[Dataset excerpt]
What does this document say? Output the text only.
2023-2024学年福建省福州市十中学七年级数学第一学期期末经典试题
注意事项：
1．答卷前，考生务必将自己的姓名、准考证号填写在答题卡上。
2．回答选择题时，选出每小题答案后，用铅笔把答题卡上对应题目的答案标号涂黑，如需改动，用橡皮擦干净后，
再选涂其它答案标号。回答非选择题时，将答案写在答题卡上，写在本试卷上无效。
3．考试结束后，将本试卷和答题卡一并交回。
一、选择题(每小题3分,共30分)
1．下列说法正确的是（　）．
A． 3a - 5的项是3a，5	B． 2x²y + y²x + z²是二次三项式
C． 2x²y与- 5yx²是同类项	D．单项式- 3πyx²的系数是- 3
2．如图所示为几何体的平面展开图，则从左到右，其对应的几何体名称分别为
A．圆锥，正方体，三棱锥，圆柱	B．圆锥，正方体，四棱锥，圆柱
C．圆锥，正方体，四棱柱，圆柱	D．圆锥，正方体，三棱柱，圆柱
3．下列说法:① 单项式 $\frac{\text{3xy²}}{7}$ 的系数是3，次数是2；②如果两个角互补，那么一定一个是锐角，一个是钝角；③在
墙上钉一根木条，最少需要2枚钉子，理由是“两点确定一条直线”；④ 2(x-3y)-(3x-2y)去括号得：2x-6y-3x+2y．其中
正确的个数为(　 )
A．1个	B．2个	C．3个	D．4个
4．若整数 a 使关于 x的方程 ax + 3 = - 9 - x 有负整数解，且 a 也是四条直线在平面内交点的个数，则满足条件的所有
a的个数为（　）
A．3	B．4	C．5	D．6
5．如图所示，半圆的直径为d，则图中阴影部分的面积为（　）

> **What is needed**
Give back the data above exactly as it appears.

> **Exercise result**
What does this document say? Output the text only.
2023-2024学年福建省福州市十中学七年级数学第一学期期末经典试题
注意事项：
1．答卷前，考生务必将自己的姓名、准考证号填写在答题卡上。
2．回答选择题时，选出每小题答案后，用铅笔把答题卡上对应题目的答案标号涂黑，如需改动，用橡皮擦干净后，
再选涂其它答案标号。回答非选择题时，将答案写在答题卡上，写在本试卷上无效。
3．考试结束后，将本试卷和答题卡一并交回。
一、选择题(每小题3分,共30分)
1．下列说法正确的是（　）．
A． 3a - 5的项是3a，5	B． 2x²y + y²x + z²是二次三项式
C． 2x²y与- 5yx²是同类项	D．单项式- 3πyx²的系数是- 3
2．如图所示为几何体的平面展开图，则从左到右，其对应的几何体名称分别为
A．圆锥，正方体，三棱锥，圆柱	B．圆锥，正方体，四棱锥，圆柱
C．圆锥，正方体，四棱柱，圆柱	D．圆锥，正方体，三棱柱，圆柱
3．下列说法:① 单项式 $\frac{\text{3xy²}}{7}$ 的系数是3，次数是2；②如果两个角互补，那么一定一个是锐角，一个是钝角；③在
墙上钉一根木条，最少需要2枚钉子，理由是“两点确定一条直线”；④ 2(x-3y)-(3x-2y)去括号得：2x-6y-3x+2y．其中
正确的个数为(　 )
A．1个	B．2个	C．3个	D．4个
4．若整数 a 使关于 x的方程 ax + 3 = - 9 - x 有负整数解，且 a 也是四条直线在平面内交点的个数，则满足条件的所有
a的个数为（　）
A．3	B．4	C．5	D．6
5．如图所示，半圆的直径为d，则图中阴影部分的面积为（　）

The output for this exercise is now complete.